▸ Your instructions: Type every record exactly as it appears.

▸ Source records:

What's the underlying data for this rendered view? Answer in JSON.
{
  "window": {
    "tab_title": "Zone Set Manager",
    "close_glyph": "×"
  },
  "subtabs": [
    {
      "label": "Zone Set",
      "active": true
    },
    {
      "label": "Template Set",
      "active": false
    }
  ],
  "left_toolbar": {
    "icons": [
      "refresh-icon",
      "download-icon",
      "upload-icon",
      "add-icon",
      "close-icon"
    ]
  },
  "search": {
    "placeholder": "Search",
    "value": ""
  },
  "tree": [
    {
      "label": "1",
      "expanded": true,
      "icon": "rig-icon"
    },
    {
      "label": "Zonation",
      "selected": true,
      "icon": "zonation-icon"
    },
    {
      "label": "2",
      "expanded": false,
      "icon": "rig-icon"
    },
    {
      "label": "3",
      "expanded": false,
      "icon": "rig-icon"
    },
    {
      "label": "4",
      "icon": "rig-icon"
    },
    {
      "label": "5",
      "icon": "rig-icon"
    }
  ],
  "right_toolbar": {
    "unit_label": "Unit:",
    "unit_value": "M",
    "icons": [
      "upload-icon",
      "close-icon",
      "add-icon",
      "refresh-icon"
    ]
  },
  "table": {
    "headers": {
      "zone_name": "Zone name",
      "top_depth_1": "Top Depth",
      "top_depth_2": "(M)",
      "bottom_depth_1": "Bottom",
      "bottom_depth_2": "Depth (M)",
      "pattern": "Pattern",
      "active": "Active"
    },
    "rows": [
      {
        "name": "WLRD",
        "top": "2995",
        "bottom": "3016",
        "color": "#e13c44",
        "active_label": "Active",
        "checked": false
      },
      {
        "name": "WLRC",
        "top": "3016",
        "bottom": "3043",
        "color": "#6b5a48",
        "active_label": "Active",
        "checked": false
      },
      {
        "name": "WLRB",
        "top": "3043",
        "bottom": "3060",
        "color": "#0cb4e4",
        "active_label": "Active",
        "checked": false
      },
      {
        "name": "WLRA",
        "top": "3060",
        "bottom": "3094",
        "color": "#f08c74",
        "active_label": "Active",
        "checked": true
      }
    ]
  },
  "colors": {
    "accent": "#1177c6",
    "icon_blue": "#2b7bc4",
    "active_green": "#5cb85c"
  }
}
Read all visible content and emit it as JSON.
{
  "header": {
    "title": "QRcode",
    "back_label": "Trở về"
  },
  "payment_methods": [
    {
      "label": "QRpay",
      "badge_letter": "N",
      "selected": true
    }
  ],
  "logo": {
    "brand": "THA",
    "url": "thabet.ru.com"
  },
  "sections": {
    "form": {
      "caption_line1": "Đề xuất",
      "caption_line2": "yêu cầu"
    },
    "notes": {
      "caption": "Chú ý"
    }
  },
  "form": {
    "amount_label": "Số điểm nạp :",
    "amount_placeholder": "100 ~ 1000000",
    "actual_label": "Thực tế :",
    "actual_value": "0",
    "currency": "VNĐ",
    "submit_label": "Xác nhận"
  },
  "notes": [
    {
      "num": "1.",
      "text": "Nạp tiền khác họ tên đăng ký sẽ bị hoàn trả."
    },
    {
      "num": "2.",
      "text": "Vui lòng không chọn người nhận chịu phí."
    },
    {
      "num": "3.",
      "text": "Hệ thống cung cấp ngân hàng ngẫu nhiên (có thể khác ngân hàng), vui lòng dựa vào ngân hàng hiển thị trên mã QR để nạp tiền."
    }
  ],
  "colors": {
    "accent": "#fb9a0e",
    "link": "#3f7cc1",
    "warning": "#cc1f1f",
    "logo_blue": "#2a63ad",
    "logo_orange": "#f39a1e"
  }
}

▸ Task result:
What's the underlying data for this rendered view? Answer in JSON.
{
  "window": {
    "tab_title": "Zone Set Manager",
    "close_glyph": "×"
  },
  "subtabs": [
    {
      "label": "Zone Set",
      "active": true
    },
    {
      "label": "Template Set",
      "active": false
    }
  ],
  "left_toolbar": {
    "icons": [
      "refresh-icon",
      "download-icon",
      "upload-icon",
      "add-icon",
      "close-icon"
    ]
  },
  "search": {
    "placeholder": "Search",
    "value": ""
  },
  "tree": [
    {
      "label": "1",
      "expanded": true,
      "icon": "rig-icon"
    },
    {
      "label": "Zonation",
      "selected": true,
      "icon": "zonation-icon"
    },
    {
      "label": "2",
      "expanded": false,
      "icon": "rig-icon"
    },
    {
      "label": "3",
      "expanded": false,
      "icon": "rig-icon"
    },
    {
      "label": "4",
      "icon": "rig-icon"
    },
    {
      "label": "5",
      "icon": "rig-icon"
    }
  ],
  "right_toolbar": {
    "unit_label": "Unit:",
    "unit_value": "M",
    "icons": [
      "upload-icon",
      "close-icon",
      "add-icon",
      "refresh-icon"
    ]
  },
  "table": {
    "headers": {
      "zone_name": "Zone name",
      "top_depth_1": "Top Depth",
      "top_depth_2": "(M)",
      "bottom_depth_1": "Bottom",
      "bottom_depth_2": "Depth (M)",
      "pattern": "Pattern",
      "active": "Active"
    },
    "rows": [
      {
        "name": "WLRD",
        "top": "2995",
        "bottom": "3016",
        "color": "#e13c44",
        "active_label": "Active",
        "checked": false
      },
      {
        "name": "WLRC",
        "top": "3016",
        "bottom": "3043",
        "color": "#6b5a48",
        "active_label": "Active",
        "checked": false
      },
      {
        "name": "WLRB",
        "top": "3043",
        "bottom": "3060",
        "color": "#0cb4e4",
        "active_label": "Active",
        "checked": false
      },
      {
        "name": "WLRA",
        "top": "3060",
        "bottom": "3094",
        "color": "#f08c74",
        "active_label": "Active",
        "checked": true
      }
    ]
  },
  "colors": {
    "accent": "#1177c6",
    "icon_blue": "#2b7bc4",
    "active_green": "#5cb85c"
  }
}
Read all visible content and emit it as JSON.
{
  "header": {
    "title": "QRcode",
    "back_label": "Trở về"
  },
  "payment_methods": [
    {
      "label": "QRpay",
      "badge_letter": "N",
      "selected": true
    }
  ],
  "logo": {
    "brand": "THA",
    "url": "thabet.ru.com"
  },
  "sections": {
    "form": {
      "caption_line1": "Đề xuất",
      "caption_line2": "yêu cầu"
    },
    "notes": {
      "caption": "Chú ý"
    }
  },
  "form": {
    "amount_label": "Số điểm nạp :",
    "amount_placeholder": "100 ~ 1000000",
    "actual_label": "Thực tế :",
    "actual_value": "0",
    "currency": "VNĐ",
    "submit_label": "Xác nhận"
  },
  "notes": [
    {
      "num": "1.",
      "text": "Nạp tiền khác họ tên đăng ký sẽ bị hoàn trả."
    },
    {
      "num": "2.",
      "text": "Vui lòng không chọn người nhận chịu phí."
    },
    {
      "num": "3.",
      "text": "Hệ thống cung cấp ngân hàng ngẫu nhiên (có thể khác ngân hàng), vui lòng dựa vào ngân hàng hiển thị trên mã QR để nạp tiền."
    }
  ],
  "colors": {
    "accent": "#fb9a0e",
    "link": "#3f7cc1",
    "warning": "#cc1f1f",
    "logo_blue": "#2a63ad",
    "logo_orange": "#f39a1e"
  }
}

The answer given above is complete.